Items from a figure collection

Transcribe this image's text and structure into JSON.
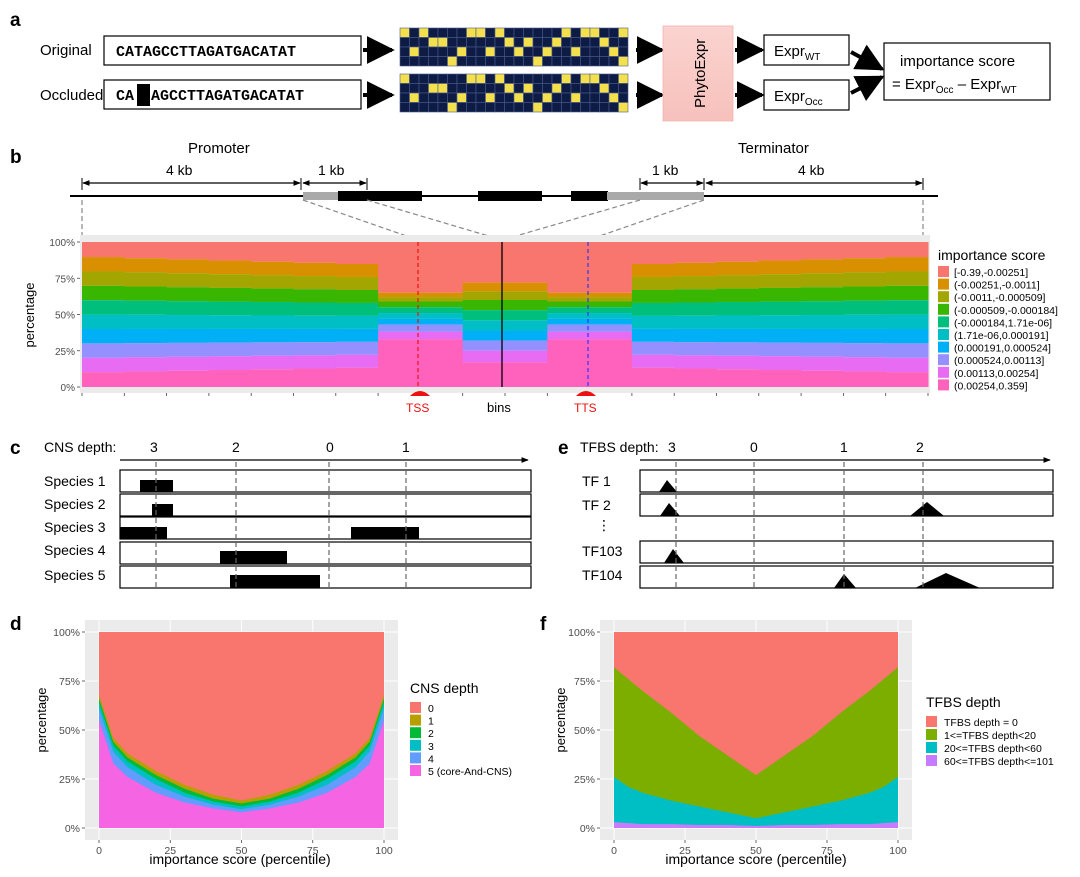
{
  "panels": {
    "a": "a",
    "b": "b",
    "c": "c",
    "d": "d",
    "e": "e",
    "f": "f"
  },
  "panel_a": {
    "original_label": "Original",
    "occluded_label": "Occluded",
    "original_seq": "CATAGCCTTAGATGACATAT",
    "occluded_prefix": "CA",
    "occluded_suffix": "AGCCTTAGATGACATAT",
    "model_label": "PhytoExpr",
    "expr_main": "Expr",
    "expr_wt_sub": "WT",
    "expr_occ_sub": "Occ",
    "score_line1": "importance score",
    "score_eq_prefix": "= Expr",
    "score_eq_mid": " – Expr",
    "onehot_original": [
      [
        1,
        0,
        1,
        0,
        0,
        0,
        0,
        1,
        1,
        0,
        1,
        0,
        0,
        0,
        0,
        0,
        0,
        1,
        0,
        1,
        1,
        0,
        0,
        1
      ],
      [
        0,
        0,
        0,
        1,
        1,
        0,
        0,
        0,
        0,
        0,
        0,
        1,
        0,
        1,
        0,
        0,
        1,
        0,
        0,
        0,
        0,
        1,
        0,
        0
      ],
      [
        0,
        1,
        0,
        0,
        0,
        0,
        1,
        0,
        0,
        1,
        0,
        0,
        1,
        0,
        0,
        1,
        0,
        0,
        1,
        0,
        0,
        0,
        1,
        0
      ],
      [
        0,
        0,
        0,
        0,
        0,
        1,
        0,
        0,
        0,
        0,
        0,
        0,
        0,
        0,
        1,
        0,
        0,
        0,
        0,
        0,
        0,
        0,
        0,
        1
      ]
    ],
    "onehot_occluded": [
      [
        1,
        0,
        0,
        0,
        0,
        0,
        0,
        1,
        1,
        0,
        1,
        0,
        0,
        0,
        0,
        0,
        0,
        1,
        0,
        1,
        1,
        0,
        0,
        1
      ],
      [
        0,
        0,
        0,
        1,
        1,
        0,
        0,
        0,
        0,
        0,
        0,
        1,
        0,
        1,
        0,
        0,
        1,
        0,
        0,
        0,
        0,
        1,
        0,
        0
      ],
      [
        0,
        1,
        0,
        0,
        0,
        0,
        1,
        0,
        0,
        1,
        0,
        0,
        1,
        0,
        0,
        1,
        0,
        0,
        1,
        0,
        0,
        0,
        1,
        0
      ],
      [
        0,
        0,
        0,
        0,
        0,
        1,
        0,
        0,
        0,
        0,
        0,
        0,
        0,
        0,
        1,
        0,
        0,
        0,
        0,
        0,
        0,
        0,
        0,
        1
      ]
    ]
  },
  "panel_b": {
    "promoter": "Promoter",
    "terminator": "Terminator",
    "dist_4kb": "4 kb",
    "dist_1kb": "1 kb",
    "tss": "TSS",
    "tts": "TTS",
    "xlabel": "bins",
    "ylabel": "percentage",
    "yticks": [
      "0%",
      "25%",
      "50%",
      "75%",
      "100%"
    ],
    "legend_title": "importance score",
    "legend": [
      {
        "label": "[-0.39,-0.00251]",
        "color": "#F8766D"
      },
      {
        "label": "(-0.00251,-0.0011]",
        "color": "#D89000"
      },
      {
        "label": "(-0.0011,-0.000509]",
        "color": "#A3A500"
      },
      {
        "label": "(-0.000509,-0.000184]",
        "color": "#39B600"
      },
      {
        "label": "(-0.000184,1.71e-06]",
        "color": "#00BF7D"
      },
      {
        "label": "(1.71e-06,0.000191]",
        "color": "#00BFC4"
      },
      {
        "label": "(0.000191,0.000524]",
        "color": "#00B0F6"
      },
      {
        "label": "(0.000524,0.00113]",
        "color": "#9590FF"
      },
      {
        "label": "(0.00113,0.00254]",
        "color": "#E76BF3"
      },
      {
        "label": "(0.00254,0.359]",
        "color": "#FF62BC"
      }
    ]
  },
  "panel_c": {
    "depth_label": "CNS depth:",
    "depths": [
      "3",
      "2",
      "0",
      "1"
    ],
    "species": [
      "Species 1",
      "Species 2",
      "Species 3",
      "Species 4",
      "Species 5"
    ]
  },
  "panel_e": {
    "depth_label": "TFBS depth:",
    "depths": [
      "3",
      "0",
      "1",
      "2"
    ],
    "tfs": [
      "TF 1",
      "TF 2",
      "TF103",
      "TF104"
    ]
  },
  "panel_d": {
    "chart_data": {
      "type": "area",
      "xlabel": "importance score (percentile)",
      "ylabel": "percentage",
      "xticks": [
        "0",
        "25",
        "50",
        "75",
        "100"
      ],
      "yticks": [
        "0%",
        "25%",
        "50%",
        "75%",
        "100%"
      ],
      "legend_title": "CNS depth",
      "series": [
        {
          "name": "0",
          "color": "#F8766D"
        },
        {
          "name": "1",
          "color": "#B79F00"
        },
        {
          "name": "2",
          "color": "#00BA38"
        },
        {
          "name": "3",
          "color": "#00BFC4"
        },
        {
          "name": "4",
          "color": "#619CFF"
        },
        {
          "name": "5",
          "label": "5 (core-And-CNS)",
          "color": "#F564E3"
        }
      ],
      "x": [
        0,
        5,
        10,
        20,
        30,
        40,
        50,
        60,
        70,
        80,
        90,
        95,
        100
      ],
      "cumulative_tops": {
        "1": [
          68,
          46,
          38,
          29,
          22,
          17,
          14,
          17,
          22,
          29,
          38,
          46,
          68
        ],
        "2": [
          66,
          44,
          36,
          27,
          20,
          15,
          12.5,
          15,
          20,
          27,
          36,
          44,
          66
        ],
        "3": [
          64,
          42,
          34,
          25,
          18,
          13.5,
          11,
          13.5,
          18,
          25,
          34,
          42,
          64
        ],
        "4": [
          61,
          39,
          31,
          22,
          16,
          12,
          9.5,
          12,
          16,
          22,
          31,
          39,
          61
        ],
        "5": [
          55,
          33,
          26,
          18,
          13,
          10,
          8,
          10,
          13,
          18,
          26,
          33,
          55
        ]
      }
    }
  },
  "panel_f": {
    "chart_data": {
      "type": "area",
      "xlabel": "importance score (percentile)",
      "ylabel": "percentage",
      "xticks": [
        "0",
        "25",
        "50",
        "75",
        "100"
      ],
      "yticks": [
        "0%",
        "25%",
        "50%",
        "75%",
        "100%"
      ],
      "legend_title": "TFBS depth",
      "series": [
        {
          "name": "TFBS depth = 0",
          "color": "#F8766D"
        },
        {
          "name": "1<=TFBS depth<20",
          "color": "#7CAE00"
        },
        {
          "name": "20<=TFBS depth<60",
          "color": "#00BFC4"
        },
        {
          "name": "60<=TFBS depth<=101",
          "color": "#C77CFF"
        }
      ],
      "x": [
        0,
        5,
        10,
        20,
        30,
        40,
        50,
        60,
        70,
        80,
        90,
        95,
        100
      ],
      "cumulative_tops": {
        "1": [
          82,
          76,
          70,
          59,
          47,
          37,
          27,
          37,
          47,
          59,
          70,
          76,
          82
        ],
        "2": [
          26,
          21,
          18,
          14,
          11,
          8,
          5,
          8,
          11,
          14,
          18,
          21,
          26
        ],
        "3": [
          3,
          2.5,
          2,
          2,
          1.5,
          1.5,
          1,
          1.5,
          1.5,
          2,
          2,
          2.5,
          3
        ]
      }
    }
  }
}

> **GIVEN INSTRUCTION**:
Return the listing above word for word, with the pictures removed.

> **COMPLETED EXERCISE**:
Transcribe this image's text and structure into JSON.
{
  "panels": {
    "a": "a",
    "b": "b",
    "c": "c",
    "d": "d",
    "e": "e",
    "f": "f"
  },
  "panel_a": {
    "original_label": "Original",
    "occluded_label": "Occluded",
    "original_seq": "CATAGCCTTAGATGACATAT",
    "occluded_prefix": "CA",
    "occluded_suffix": "AGCCTTAGATGACATAT",
    "model_label": "PhytoExpr",
    "expr_main": "Expr",
    "expr_wt_sub": "WT",
    "expr_occ_sub": "Occ",
    "score_line1": "importance score",
    "score_eq_prefix": "= Expr",
    "score_eq_mid": " – Expr",
    "onehot_original": [
      [
        1,
        0,
        1,
        0,
        0,
        0,
        0,
        1,
        1,
        0,
        1,
        0,
        0,
        0,
        0,
        0,
        0,
        1,
        0,
        1,
        1,
        0,
        0,
        1
      ],
      [
        0,
        0,
        0,
        1,
        1,
        0,
        0,
        0,
        0,
        0,
        0,
        1,
        0,
        1,
        0,
        0,
        1,
        0,
        0,
        0,
        0,
        1,
        0,
        0
      ],
      [
        0,
        1,
        0,
        0,
        0,
        0,
        1,
        0,
        0,
        1,
        0,
        0,
        1,
        0,
        0,
        1,
        0,
        0,
        1,
        0,
        0,
        0,
        1,
        0
      ],
      [
        0,
        0,
        0,
        0,
        0,
        1,
        0,
        0,
        0,
        0,
        0,
        0,
        0,
        0,
        1,
        0,
        0,
        0,
        0,
        0,
        0,
        0,
        0,
        1
      ]
    ],
    "onehot_occluded": [
      [
        1,
        0,
        0,
        0,
        0,
        0,
        0,
        1,
        1,
        0,
        1,
        0,
        0,
        0,
        0,
        0,
        0,
        1,
        0,
        1,
        1,
        0,
        0,
        1
      ],
      [
        0,
        0,
        0,
        1,
        1,
        0,
        0,
        0,
        0,
        0,
        0,
        1,
        0,
        1,
        0,
        0,
        1,
        0,
        0,
        0,
        0,
        1,
        0,
        0
      ],
      [
        0,
        1,
        0,
        0,
        0,
        0,
        1,
        0,
        0,
        1,
        0,
        0,
        1,
        0,
        0,
        1,
        0,
        0,
        1,
        0,
        0,
        0,
        1,
        0
      ],
      [
        0,
        0,
        0,
        0,
        0,
        1,
        0,
        0,
        0,
        0,
        0,
        0,
        0,
        0,
        1,
        0,
        0,
        0,
        0,
        0,
        0,
        0,
        0,
        1
      ]
    ]
  },
  "panel_b": {
    "promoter": "Promoter",
    "terminator": "Terminator",
    "dist_4kb": "4 kb",
    "dist_1kb": "1 kb",
    "tss": "TSS",
    "tts": "TTS",
    "xlabel": "bins",
    "ylabel": "percentage",
    "yticks": [
      "0%",
      "25%",
      "50%",
      "75%",
      "100%"
    ],
    "legend_title": "importance score",
    "legend": [
      {
        "label": "[-0.39,-0.00251]",
        "color": "#F8766D"
      },
      {
        "label": "(-0.00251,-0.0011]",
        "color": "#D89000"
      },
      {
        "label": "(-0.0011,-0.000509]",
        "color": "#A3A500"
      },
      {
        "label": "(-0.000509,-0.000184]",
        "color": "#39B600"
      },
      {
        "label": "(-0.000184,1.71e-06]",
        "color": "#00BF7D"
      },
      {
        "label": "(1.71e-06,0.000191]",
        "color": "#00BFC4"
      },
      {
        "label": "(0.000191,0.000524]",
        "color": "#00B0F6"
      },
      {
        "label": "(0.000524,0.00113]",
        "color": "#9590FF"
      },
      {
        "label": "(0.00113,0.00254]",
        "color": "#E76BF3"
      },
      {
        "label": "(0.00254,0.359]",
        "color": "#FF62BC"
      }
    ]
  },
  "panel_c": {
    "depth_label": "CNS depth:",
    "depths": [
      "3",
      "2",
      "0",
      "1"
    ],
    "species": [
      "Species 1",
      "Species 2",
      "Species 3",
      "Species 4",
      "Species 5"
    ]
  },
  "panel_e": {
    "depth_label": "TFBS depth:",
    "depths": [
      "3",
      "0",
      "1",
      "2"
    ],
    "tfs": [
      "TF 1",
      "TF 2",
      "TF103",
      "TF104"
    ]
  },
  "panel_d": {
    "chart_data": {
      "type": "area",
      "xlabel": "importance score (percentile)",
      "ylabel": "percentage",
      "xticks": [
        "0",
        "25",
        "50",
        "75",
        "100"
      ],
      "yticks": [
        "0%",
        "25%",
        "50%",
        "75%",
        "100%"
      ],
      "legend_title": "CNS depth",
      "series": [
        {
          "name": "0",
          "color": "#F8766D"
        },
        {
          "name": "1",
          "color": "#B79F00"
        },
        {
          "name": "2",
          "color": "#00BA38"
        },
        {
          "name": "3",
          "color": "#00BFC4"
        },
        {
          "name": "4",
          "color": "#619CFF"
        },
        {
          "name": "5",
          "label": "5 (core-And-CNS)",
          "color": "#F564E3"
        }
      ],
      "x": [
        0,
        5,
        10,
        20,
        30,
        40,
        50,
        60,
        70,
        80,
        90,
        95,
        100
      ],
      "cumulative_tops": {
        "1": [
          68,
          46,
          38,
          29,
          22,
          17,
          14,
          17,
          22,
          29,
          38,
          46,
          68
        ],
        "2": [
          66,
          44,
          36,
          27,
          20,
          15,
          12.5,
          15,
          20,
          27,
          36,
          44,
          66
        ],
        "3": [
          64,
          42,
          34,
          25,
          18,
          13.5,
          11,
          13.5,
          18,
          25,
          34,
          42,
          64
        ],
        "4": [
          61,
          39,
          31,
          22,
          16,
          12,
          9.5,
          12,
          16,
          22,
          31,
          39,
          61
        ],
        "5": [
          55,
          33,
          26,
          18,
          13,
          10,
          8,
          10,
          13,
          18,
          26,
          33,
          55
        ]
      }
    }
  },
  "panel_f": {
    "chart_data": {
      "type": "area",
      "xlabel": "importance score (percentile)",
      "ylabel": "percentage",
      "xticks": [
        "0",
        "25",
        "50",
        "75",
        "100"
      ],
      "yticks": [
        "0%",
        "25%",
        "50%",
        "75%",
        "100%"
      ],
      "legend_title": "TFBS depth",
      "series": [
        {
          "name": "TFBS depth = 0",
          "color": "#F8766D"
        },
        {
          "name": "1<=TFBS depth<20",
          "color": "#7CAE00"
        },
        {
          "name": "20<=TFBS depth<60",
          "color": "#00BFC4"
        },
        {
          "name": "60<=TFBS depth<=101",
          "color": "#C77CFF"
        }
      ],
      "x": [
        0,
        5,
        10,
        20,
        30,
        40,
        50,
        60,
        70,
        80,
        90,
        95,
        100
      ],
      "cumulative_tops": {
        "1": [
          82,
          76,
          70,
          59,
          47,
          37,
          27,
          37,
          47,
          59,
          70,
          76,
          82
        ],
        "2": [
          26,
          21,
          18,
          14,
          11,
          8,
          5,
          8,
          11,
          14,
          18,
          21,
          26
        ],
        "3": [
          3,
          2.5,
          2,
          2,
          1.5,
          1.5,
          1,
          1.5,
          1.5,
          2,
          2,
          2.5,
          3
        ]
      }
    }
  }
}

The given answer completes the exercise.